Required task:
Copy down all of the data underneath, exactly as shown.

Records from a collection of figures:
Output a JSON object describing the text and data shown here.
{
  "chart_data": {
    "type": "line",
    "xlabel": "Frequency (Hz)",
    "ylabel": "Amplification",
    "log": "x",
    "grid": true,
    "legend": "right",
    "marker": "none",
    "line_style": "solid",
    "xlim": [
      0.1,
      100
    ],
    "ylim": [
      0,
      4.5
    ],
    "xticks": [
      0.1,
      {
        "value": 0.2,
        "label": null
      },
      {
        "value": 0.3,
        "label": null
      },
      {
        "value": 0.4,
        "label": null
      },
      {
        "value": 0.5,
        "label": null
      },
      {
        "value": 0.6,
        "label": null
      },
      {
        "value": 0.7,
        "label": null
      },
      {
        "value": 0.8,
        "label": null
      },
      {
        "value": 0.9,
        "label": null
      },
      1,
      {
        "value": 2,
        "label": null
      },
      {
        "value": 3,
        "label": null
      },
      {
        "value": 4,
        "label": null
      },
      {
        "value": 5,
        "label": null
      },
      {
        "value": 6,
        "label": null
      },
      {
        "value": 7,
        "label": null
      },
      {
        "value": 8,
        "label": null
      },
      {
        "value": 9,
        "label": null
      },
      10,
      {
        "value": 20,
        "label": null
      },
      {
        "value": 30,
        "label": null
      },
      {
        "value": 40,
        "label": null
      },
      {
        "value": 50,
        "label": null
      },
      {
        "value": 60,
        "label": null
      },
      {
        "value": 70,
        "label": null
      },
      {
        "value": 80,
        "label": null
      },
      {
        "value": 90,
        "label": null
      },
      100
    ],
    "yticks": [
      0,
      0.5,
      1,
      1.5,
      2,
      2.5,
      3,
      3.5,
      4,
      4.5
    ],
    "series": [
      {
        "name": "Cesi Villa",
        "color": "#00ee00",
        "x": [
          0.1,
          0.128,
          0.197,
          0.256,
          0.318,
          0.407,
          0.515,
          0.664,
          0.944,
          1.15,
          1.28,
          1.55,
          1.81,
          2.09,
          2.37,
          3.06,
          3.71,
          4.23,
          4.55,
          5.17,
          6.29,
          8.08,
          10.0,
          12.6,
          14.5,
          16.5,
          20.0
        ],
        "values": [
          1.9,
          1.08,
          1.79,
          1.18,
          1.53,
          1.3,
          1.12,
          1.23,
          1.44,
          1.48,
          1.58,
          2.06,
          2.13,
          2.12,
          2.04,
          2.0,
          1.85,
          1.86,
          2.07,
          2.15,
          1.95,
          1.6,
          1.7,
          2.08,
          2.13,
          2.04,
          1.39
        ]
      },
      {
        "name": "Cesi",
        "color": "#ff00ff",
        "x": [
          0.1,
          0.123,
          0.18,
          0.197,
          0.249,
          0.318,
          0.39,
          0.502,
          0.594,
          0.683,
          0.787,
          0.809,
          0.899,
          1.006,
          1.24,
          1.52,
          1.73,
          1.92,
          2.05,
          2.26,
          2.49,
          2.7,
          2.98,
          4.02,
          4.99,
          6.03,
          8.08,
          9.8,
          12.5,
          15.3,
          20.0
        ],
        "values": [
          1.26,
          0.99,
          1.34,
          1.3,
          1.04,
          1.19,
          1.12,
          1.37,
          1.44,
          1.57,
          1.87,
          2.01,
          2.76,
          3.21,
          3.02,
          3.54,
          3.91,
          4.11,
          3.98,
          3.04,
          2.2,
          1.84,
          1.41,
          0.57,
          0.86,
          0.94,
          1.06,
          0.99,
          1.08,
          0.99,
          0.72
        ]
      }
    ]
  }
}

Response:
Output a JSON object describing the text and data shown here.
{
  "chart_data": {
    "type": "line",
    "xlabel": "Frequency (Hz)",
    "ylabel": "Amplification",
    "log": "x",
    "grid": true,
    "legend": "right",
    "marker": "none",
    "line_style": "solid",
    "xlim": [
      0.1,
      100
    ],
    "ylim": [
      0,
      4.5
    ],
    "xticks": [
      0.1,
      {
        "value": 0.2,
        "label": null
      },
      {
        "value": 0.3,
        "label": null
      },
      {
        "value": 0.4,
        "label": null
      },
      {
        "value": 0.5,
        "label": null
      },
      {
        "value": 0.6,
        "label": null
      },
      {
        "value": 0.7,
        "label": null
      },
      {
        "value": 0.8,
        "label": null
      },
      {
        "value": 0.9,
        "label": null
      },
      1,
      {
        "value": 2,
        "label": null
      },
      {
        "value": 3,
        "label": null
      },
      {
        "value": 4,
        "label": null
      },
      {
        "value": 5,
        "label": null
      },
      {
        "value": 6,
        "label": null
      },
      {
        "value": 7,
        "label": null
      },
      {
        "value": 8,
        "label": null
      },
      {
        "value": 9,
        "label": null
      },
      10,
      {
        "value": 20,
        "label": null
      },
      {
        "value": 30,
        "label": null
      },
      {
        "value": 40,
        "label": null
      },
      {
        "value": 50,
        "label": null
      },
      {
        "value": 60,
        "label": null
      },
      {
        "value": 70,
        "label": null
      },
      {
        "value": 80,
        "label": null
      },
      {
        "value": 90,
        "label": null
      },
      100
    ],
    "yticks": [
      0,
      0.5,
      1,
      1.5,
      2,
      2.5,
      3,
      3.5,
      4,
      4.5
    ],
    "series": [
      {
        "name": "Cesi Villa",
        "color": "#00ee00",
        "x": [
          0.1,
          0.128,
          0.197,
          0.256,
          0.318,
          0.407,
          0.515,
          0.664,
          0.944,
          1.15,
          1.28,
          1.55,
          1.81,
          2.09,
          2.37,
          3.06,
          3.71,
          4.23,
          4.55,
          5.17,
          6.29,
          8.08,
          10.0,
          12.6,
          14.5,
          16.5,
          20.0
        ],
        "values": [
          1.9,
          1.08,
          1.79,
          1.18,
          1.53,
          1.3,
          1.12,
          1.23,
          1.44,
          1.48,
          1.58,
          2.06,
          2.13,
          2.12,
          2.04,
          2.0,
          1.85,
          1.86,
          2.07,
          2.15,
          1.95,
          1.6,
          1.7,
          2.08,
          2.13,
          2.04,
          1.39
        ]
      },
      {
        "name": "Cesi",
        "color": "#ff00ff",
        "x": [
          0.1,
          0.123,
          0.18,
          0.197,
          0.249,
          0.318,
          0.39,
          0.502,
          0.594,
          0.683,
          0.787,
          0.809,
          0.899,
          1.006,
          1.24,
          1.52,
          1.73,
          1.92,
          2.05,
          2.26,
          2.49,
          2.7,
          2.98,
          4.02,
          4.99,
          6.03,
          8.08,
          9.8,
          12.5,
          15.3,
          20.0
        ],
        "values": [
          1.26,
          0.99,
          1.34,
          1.3,
          1.04,
          1.19,
          1.12,
          1.37,
          1.44,
          1.57,
          1.87,
          2.01,
          2.76,
          3.21,
          3.02,
          3.54,
          3.91,
          4.11,
          3.98,
          3.04,
          2.2,
          1.84,
          1.41,
          0.57,
          0.86,
          0.94,
          1.06,
          0.99,
          1.08,
          0.99,
          0.72
        ]
      }
    ]
  }
}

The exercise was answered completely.